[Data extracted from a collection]
..............................

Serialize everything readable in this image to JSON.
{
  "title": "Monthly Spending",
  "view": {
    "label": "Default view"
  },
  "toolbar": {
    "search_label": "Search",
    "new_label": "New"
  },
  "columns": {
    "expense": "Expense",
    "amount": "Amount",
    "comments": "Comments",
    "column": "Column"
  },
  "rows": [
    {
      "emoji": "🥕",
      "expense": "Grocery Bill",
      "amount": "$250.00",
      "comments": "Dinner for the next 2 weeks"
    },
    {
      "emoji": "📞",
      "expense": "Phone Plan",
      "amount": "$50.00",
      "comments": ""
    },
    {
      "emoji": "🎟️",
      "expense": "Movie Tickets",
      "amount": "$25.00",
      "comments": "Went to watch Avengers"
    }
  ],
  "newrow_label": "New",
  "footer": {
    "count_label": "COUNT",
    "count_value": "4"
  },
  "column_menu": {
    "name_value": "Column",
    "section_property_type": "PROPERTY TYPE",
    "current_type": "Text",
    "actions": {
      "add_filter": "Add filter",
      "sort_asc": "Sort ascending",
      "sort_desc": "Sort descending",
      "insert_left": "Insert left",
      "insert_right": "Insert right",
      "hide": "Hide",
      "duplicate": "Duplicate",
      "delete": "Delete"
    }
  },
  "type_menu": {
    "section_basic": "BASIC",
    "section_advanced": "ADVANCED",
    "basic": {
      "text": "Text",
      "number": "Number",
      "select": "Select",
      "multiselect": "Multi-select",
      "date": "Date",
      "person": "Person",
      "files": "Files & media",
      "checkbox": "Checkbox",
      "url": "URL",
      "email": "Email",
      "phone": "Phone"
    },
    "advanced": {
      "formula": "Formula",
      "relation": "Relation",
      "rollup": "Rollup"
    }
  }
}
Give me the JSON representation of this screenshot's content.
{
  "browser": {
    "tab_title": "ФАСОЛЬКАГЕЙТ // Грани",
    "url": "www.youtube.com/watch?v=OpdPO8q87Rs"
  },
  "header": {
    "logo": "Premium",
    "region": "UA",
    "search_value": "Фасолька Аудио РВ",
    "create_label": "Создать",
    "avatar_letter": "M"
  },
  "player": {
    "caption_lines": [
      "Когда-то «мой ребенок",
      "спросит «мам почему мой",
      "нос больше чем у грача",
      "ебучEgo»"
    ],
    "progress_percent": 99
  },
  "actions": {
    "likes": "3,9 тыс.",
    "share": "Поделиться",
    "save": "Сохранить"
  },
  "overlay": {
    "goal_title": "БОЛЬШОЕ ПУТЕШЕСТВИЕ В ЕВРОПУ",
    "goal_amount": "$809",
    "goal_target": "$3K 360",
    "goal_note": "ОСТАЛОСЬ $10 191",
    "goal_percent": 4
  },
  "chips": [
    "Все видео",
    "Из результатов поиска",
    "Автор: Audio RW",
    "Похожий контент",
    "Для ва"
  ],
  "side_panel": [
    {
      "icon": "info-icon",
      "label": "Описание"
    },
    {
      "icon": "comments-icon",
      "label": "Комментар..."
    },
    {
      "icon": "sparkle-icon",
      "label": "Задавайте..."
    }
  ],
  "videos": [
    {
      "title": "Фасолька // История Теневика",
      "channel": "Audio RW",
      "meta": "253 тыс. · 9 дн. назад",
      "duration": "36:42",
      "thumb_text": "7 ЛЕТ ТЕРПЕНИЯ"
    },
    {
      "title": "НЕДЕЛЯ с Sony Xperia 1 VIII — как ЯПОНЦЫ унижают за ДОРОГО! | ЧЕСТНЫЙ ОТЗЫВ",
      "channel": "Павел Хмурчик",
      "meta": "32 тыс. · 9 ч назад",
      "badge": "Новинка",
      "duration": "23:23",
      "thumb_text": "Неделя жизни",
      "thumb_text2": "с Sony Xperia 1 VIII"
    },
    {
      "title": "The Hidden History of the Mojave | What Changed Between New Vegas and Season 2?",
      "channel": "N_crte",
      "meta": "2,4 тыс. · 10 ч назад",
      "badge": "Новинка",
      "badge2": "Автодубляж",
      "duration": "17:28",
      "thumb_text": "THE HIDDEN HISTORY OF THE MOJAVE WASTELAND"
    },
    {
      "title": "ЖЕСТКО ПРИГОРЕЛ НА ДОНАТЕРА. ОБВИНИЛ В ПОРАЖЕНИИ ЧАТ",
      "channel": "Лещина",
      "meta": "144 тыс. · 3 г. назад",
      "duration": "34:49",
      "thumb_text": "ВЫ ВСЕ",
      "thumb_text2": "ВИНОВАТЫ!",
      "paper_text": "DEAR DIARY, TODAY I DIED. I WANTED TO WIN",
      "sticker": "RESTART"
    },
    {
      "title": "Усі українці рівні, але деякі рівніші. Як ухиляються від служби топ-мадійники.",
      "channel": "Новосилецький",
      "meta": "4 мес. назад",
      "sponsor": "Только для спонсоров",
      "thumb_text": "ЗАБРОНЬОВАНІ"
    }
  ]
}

..............................

[Exercise instructions] All of the material above needs to be copied exactly.

[Task answer]
Serialize everything readable in this image to JSON.
{
  "title": "Monthly Spending",
  "view": {
    "label": "Default view"
  },
  "toolbar": {
    "search_label": "Search",
    "new_label": "New"
  },
  "columns": {
    "expense": "Expense",
    "amount": "Amount",
    "comments": "Comments",
    "column": "Column"
  },
  "rows": [
    {
      "emoji": "🥕",
      "expense": "Grocery Bill",
      "amount": "$250.00",
      "comments": "Dinner for the next 2 weeks"
    },
    {
      "emoji": "📞",
      "expense": "Phone Plan",
      "amount": "$50.00",
      "comments": ""
    },
    {
      "emoji": "🎟️",
      "expense": "Movie Tickets",
      "amount": "$25.00",
      "comments": "Went to watch Avengers"
    }
  ],
  "newrow_label": "New",
  "footer": {
    "count_label": "COUNT",
    "count_value": "4"
  },
  "column_menu": {
    "name_value": "Column",
    "section_property_type": "PROPERTY TYPE",
    "current_type": "Text",
    "actions": {
      "add_filter": "Add filter",
      "sort_asc": "Sort ascending",
      "sort_desc": "Sort descending",
      "insert_left": "Insert left",
      "insert_right": "Insert right",
      "hide": "Hide",
      "duplicate": "Duplicate",
      "delete": "Delete"
    }
  },
  "type_menu": {
    "section_basic": "BASIC",
    "section_advanced": "ADVANCED",
    "basic": {
      "text": "Text",
      "number": "Number",
      "select": "Select",
      "multiselect": "Multi-select",
      "date": "Date",
      "person": "Person",
      "files": "Files & media",
      "checkbox": "Checkbox",
      "url": "URL",
      "email": "Email",
      "phone": "Phone"
    },
    "advanced": {
      "formula": "Formula",
      "relation": "Relation",
      "rollup": "Rollup"
    }
  }
}
Give me the JSON representation of this screenshot's content.
{
  "browser": {
    "tab_title": "ФАСОЛЬКАГЕЙТ // Грани",
    "url": "www.youtube.com/watch?v=OpdPO8q87Rs"
  },
  "header": {
    "logo": "Premium",
    "region": "UA",
    "search_value": "Фасолька Аудио РВ",
    "create_label": "Создать",
    "avatar_letter": "M"
  },
  "player": {
    "caption_lines": [
      "Когда-то «мой ребенок",
      "спросит «мам почему мой",
      "нос больше чем у грача",
      "ебучEgo»"
    ],
    "progress_percent": 99
  },
  "actions": {
    "likes": "3,9 тыс.",
    "share": "Поделиться",
    "save": "Сохранить"
  },
  "overlay": {
    "goal_title": "БОЛЬШОЕ ПУТЕШЕСТВИЕ В ЕВРОПУ",
    "goal_amount": "$809",
    "goal_target": "$3K 360",
    "goal_note": "ОСТАЛОСЬ $10 191",
    "goal_percent": 4
  },
  "chips": [
    "Все видео",
    "Из результатов поиска",
    "Автор: Audio RW",
    "Похожий контент",
    "Для ва"
  ],
  "side_panel": [
    {
      "icon": "info-icon",
      "label": "Описание"
    },
    {
      "icon": "comments-icon",
      "label": "Комментар..."
    },
    {
      "icon": "sparkle-icon",
      "label": "Задавайте..."
    }
  ],
  "videos": [
    {
      "title": "Фасолька // История Теневика",
      "channel": "Audio RW",
      "meta": "253 тыс. · 9 дн. назад",
      "duration": "36:42",
      "thumb_text": "7 ЛЕТ ТЕРПЕНИЯ"
    },
    {
      "title": "НЕДЕЛЯ с Sony Xperia 1 VIII — как ЯПОНЦЫ унижают за ДОРОГО! | ЧЕСТНЫЙ ОТЗЫВ",
      "channel": "Павел Хмурчик",
      "meta": "32 тыс. · 9 ч назад",
      "badge": "Новинка",
      "duration": "23:23",
      "thumb_text": "Неделя жизни",
      "thumb_text2": "с Sony Xperia 1 VIII"
    },
    {
      "title": "The Hidden History of the Mojave | What Changed Between New Vegas and Season 2?",
      "channel": "N_crte",
      "meta": "2,4 тыс. · 10 ч назад",
      "badge": "Новинка",
      "badge2": "Автодубляж",
      "duration": "17:28",
      "thumb_text": "THE HIDDEN HISTORY OF THE MOJAVE WASTELAND"
    },
    {
      "title": "ЖЕСТКО ПРИГОРЕЛ НА ДОНАТЕРА. ОБВИНИЛ В ПОРАЖЕНИИ ЧАТ",
      "channel": "Лещина",
      "meta": "144 тыс. · 3 г. назад",
      "duration": "34:49",
      "thumb_text": "ВЫ ВСЕ",
      "thumb_text2": "ВИНОВАТЫ!",
      "paper_text": "DEAR DIARY, TODAY I DIED. I WANTED TO WIN",
      "sticker": "RESTART"
    },
    {
      "title": "Усі українці рівні, але деякі рівніші. Як ухиляються від служби топ-мадійники.",
      "channel": "Новосилецький",
      "meta": "4 мес. назад",
      "sponsor": "Только для спонсоров",
      "thumb_text": "ЗАБРОНЬОВАНІ"
    }
  ]
}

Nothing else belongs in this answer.